=== GIVEN PROBLEM ===
Can you copy out the data exactly? Leave the images out.

=== TASK MATERIAL ===

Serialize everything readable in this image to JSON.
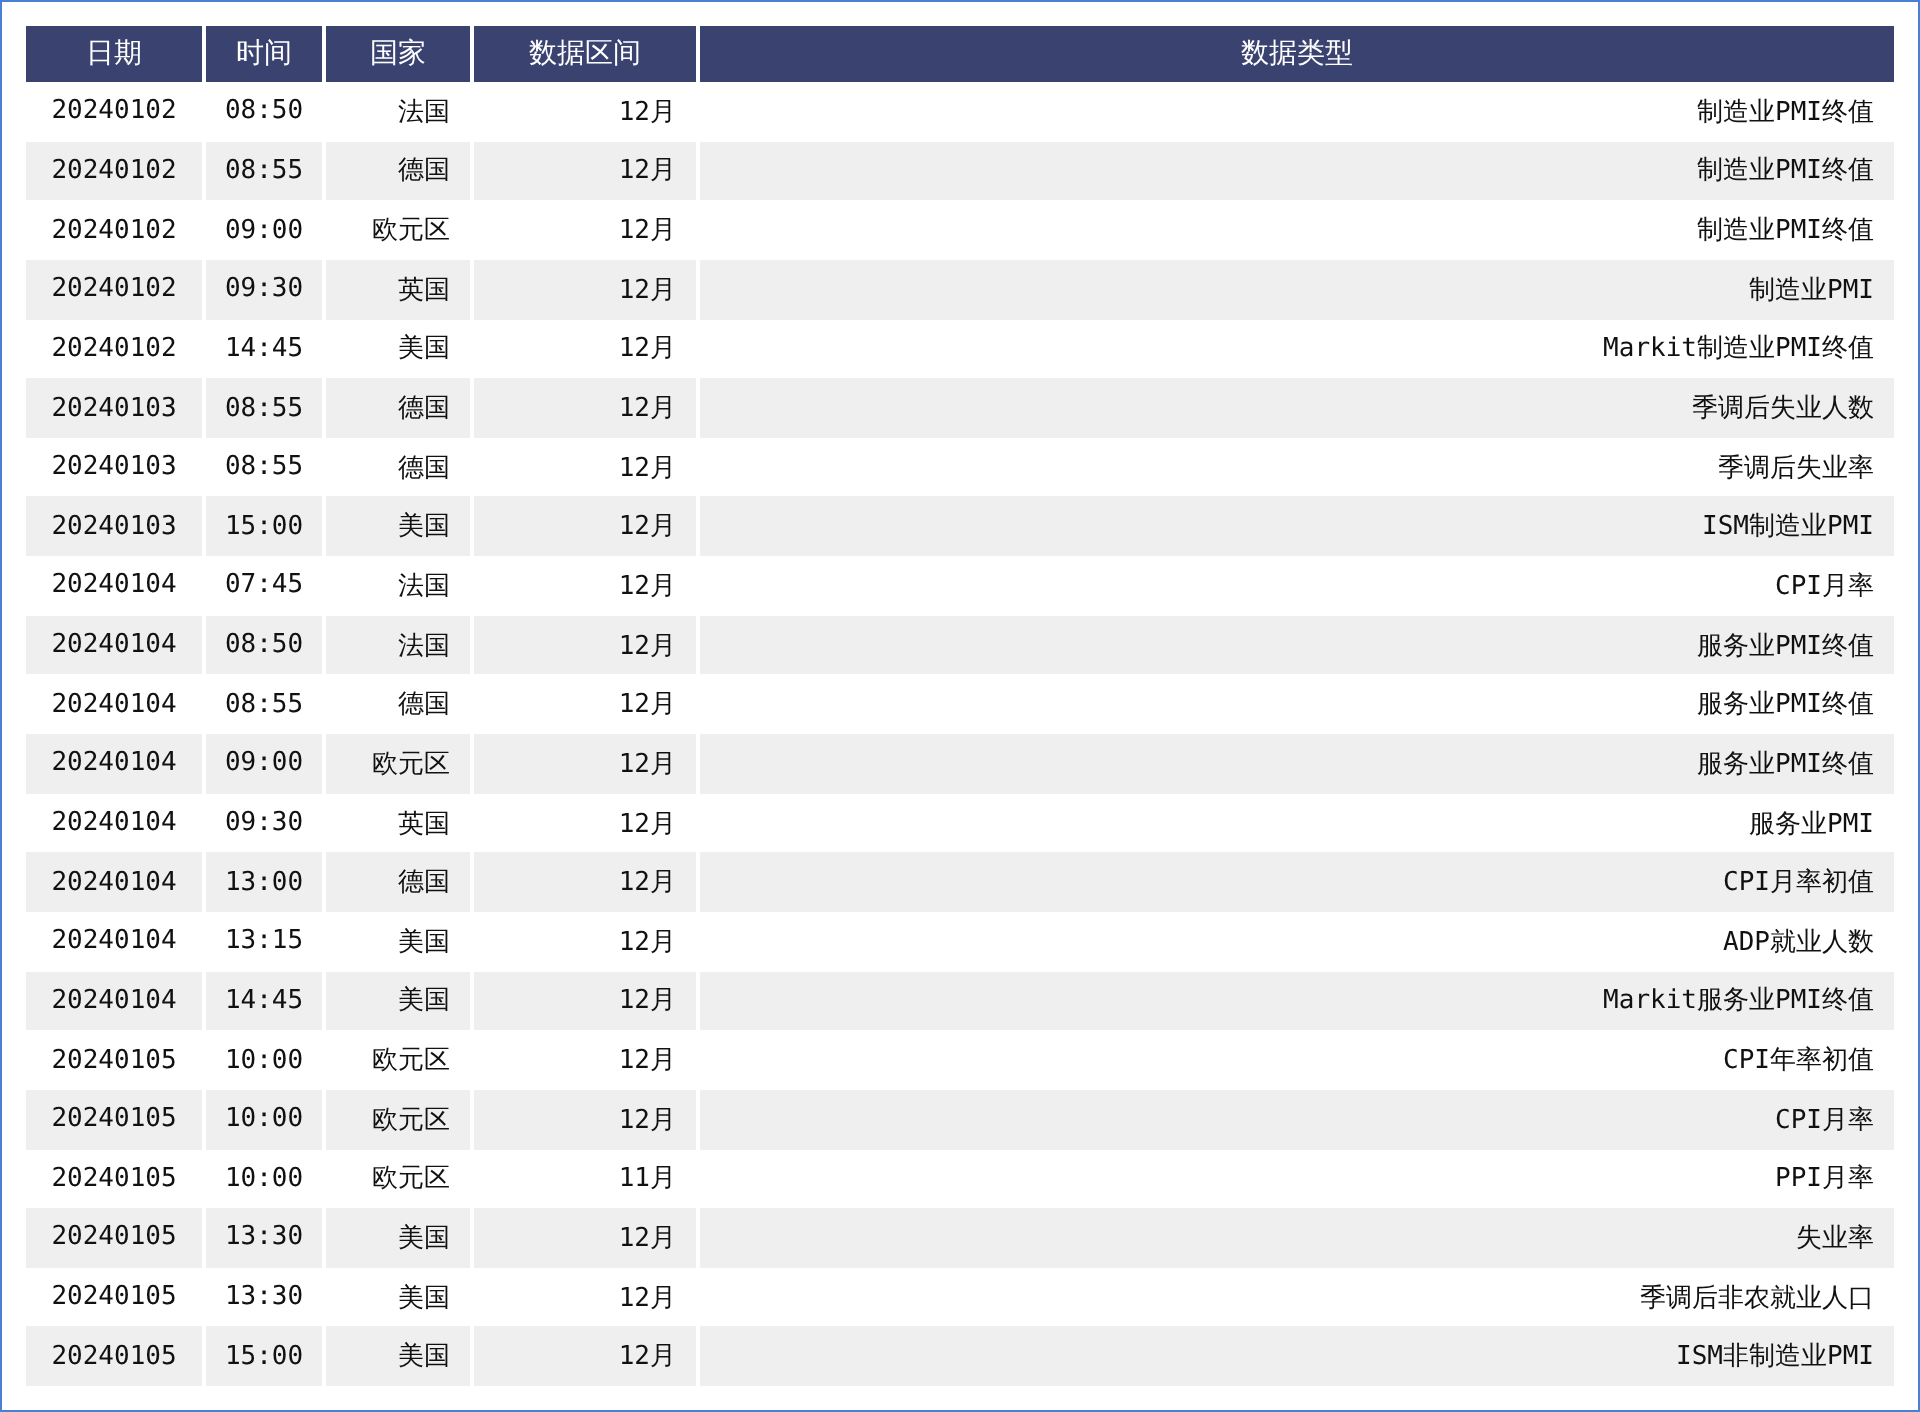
{
  "table": {
    "columns": [
      "日期",
      "时间",
      "国家",
      "数据区间",
      "数据类型"
    ],
    "rows": [
      [
        "20240102",
        "08:50",
        "法国",
        "12月",
        "制造业PMI终值"
      ],
      [
        "20240102",
        "08:55",
        "德国",
        "12月",
        "制造业PMI终值"
      ],
      [
        "20240102",
        "09:00",
        "欧元区",
        "12月",
        "制造业PMI终值"
      ],
      [
        "20240102",
        "09:30",
        "英国",
        "12月",
        "制造业PMI"
      ],
      [
        "20240102",
        "14:45",
        "美国",
        "12月",
        "Markit制造业PMI终值"
      ],
      [
        "20240103",
        "08:55",
        "德国",
        "12月",
        "季调后失业人数"
      ],
      [
        "20240103",
        "08:55",
        "德国",
        "12月",
        "季调后失业率"
      ],
      [
        "20240103",
        "15:00",
        "美国",
        "12月",
        "ISM制造业PMI"
      ],
      [
        "20240104",
        "07:45",
        "法国",
        "12月",
        "CPI月率"
      ],
      [
        "20240104",
        "08:50",
        "法国",
        "12月",
        "服务业PMI终值"
      ],
      [
        "20240104",
        "08:55",
        "德国",
        "12月",
        "服务业PMI终值"
      ],
      [
        "20240104",
        "09:00",
        "欧元区",
        "12月",
        "服务业PMI终值"
      ],
      [
        "20240104",
        "09:30",
        "英国",
        "12月",
        "服务业PMI"
      ],
      [
        "20240104",
        "13:00",
        "德国",
        "12月",
        "CPI月率初值"
      ],
      [
        "20240104",
        "13:15",
        "美国",
        "12月",
        "ADP就业人数"
      ],
      [
        "20240104",
        "14:45",
        "美国",
        "12月",
        "Markit服务业PMI终值"
      ],
      [
        "20240105",
        "10:00",
        "欧元区",
        "12月",
        "CPI年率初值"
      ],
      [
        "20240105",
        "10:00",
        "欧元区",
        "12月",
        "CPI月率"
      ],
      [
        "20240105",
        "10:00",
        "欧元区",
        "11月",
        "PPI月率"
      ],
      [
        "20240105",
        "13:30",
        "美国",
        "12月",
        "失业率"
      ],
      [
        "20240105",
        "13:30",
        "美国",
        "12月",
        "季调后非农就业人口"
      ],
      [
        "20240105",
        "15:00",
        "美国",
        "12月",
        "ISM非制造业PMI"
      ]
    ]
  }
}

=== ANSWER TO THIS TASK ===
Serialize everything readable in this image to JSON.
{
  "table": {
    "columns": [
      "日期",
      "时间",
      "国家",
      "数据区间",
      "数据类型"
    ],
    "rows": [
      [
        "20240102",
        "08:50",
        "法国",
        "12月",
        "制造业PMI终值"
      ],
      [
        "20240102",
        "08:55",
        "德国",
        "12月",
        "制造业PMI终值"
      ],
      [
        "20240102",
        "09:00",
        "欧元区",
        "12月",
        "制造业PMI终值"
      ],
      [
        "20240102",
        "09:30",
        "英国",
        "12月",
        "制造业PMI"
      ],
      [
        "20240102",
        "14:45",
        "美国",
        "12月",
        "Markit制造业PMI终值"
      ],
      [
        "20240103",
        "08:55",
        "德国",
        "12月",
        "季调后失业人数"
      ],
      [
        "20240103",
        "08:55",
        "德国",
        "12月",
        "季调后失业率"
      ],
      [
        "20240103",
        "15:00",
        "美国",
        "12月",
        "ISM制造业PMI"
      ],
      [
        "20240104",
        "07:45",
        "法国",
        "12月",
        "CPI月率"
      ],
      [
        "20240104",
        "08:50",
        "法国",
        "12月",
        "服务业PMI终值"
      ],
      [
        "20240104",
        "08:55",
        "德国",
        "12月",
        "服务业PMI终值"
      ],
      [
        "20240104",
        "09:00",
        "欧元区",
        "12月",
        "服务业PMI终值"
      ],
      [
        "20240104",
        "09:30",
        "英国",
        "12月",
        "服务业PMI"
      ],
      [
        "20240104",
        "13:00",
        "德国",
        "12月",
        "CPI月率初值"
      ],
      [
        "20240104",
        "13:15",
        "美国",
        "12月",
        "ADP就业人数"
      ],
      [
        "20240104",
        "14:45",
        "美国",
        "12月",
        "Markit服务业PMI终值"
      ],
      [
        "20240105",
        "10:00",
        "欧元区",
        "12月",
        "CPI年率初值"
      ],
      [
        "20240105",
        "10:00",
        "欧元区",
        "12月",
        "CPI月率"
      ],
      [
        "20240105",
        "10:00",
        "欧元区",
        "11月",
        "PPI月率"
      ],
      [
        "20240105",
        "13:30",
        "美国",
        "12月",
        "失业率"
      ],
      [
        "20240105",
        "13:30",
        "美国",
        "12月",
        "季调后非农就业人口"
      ],
      [
        "20240105",
        "15:00",
        "美国",
        "12月",
        "ISM非制造业PMI"
      ]
    ]
  }
}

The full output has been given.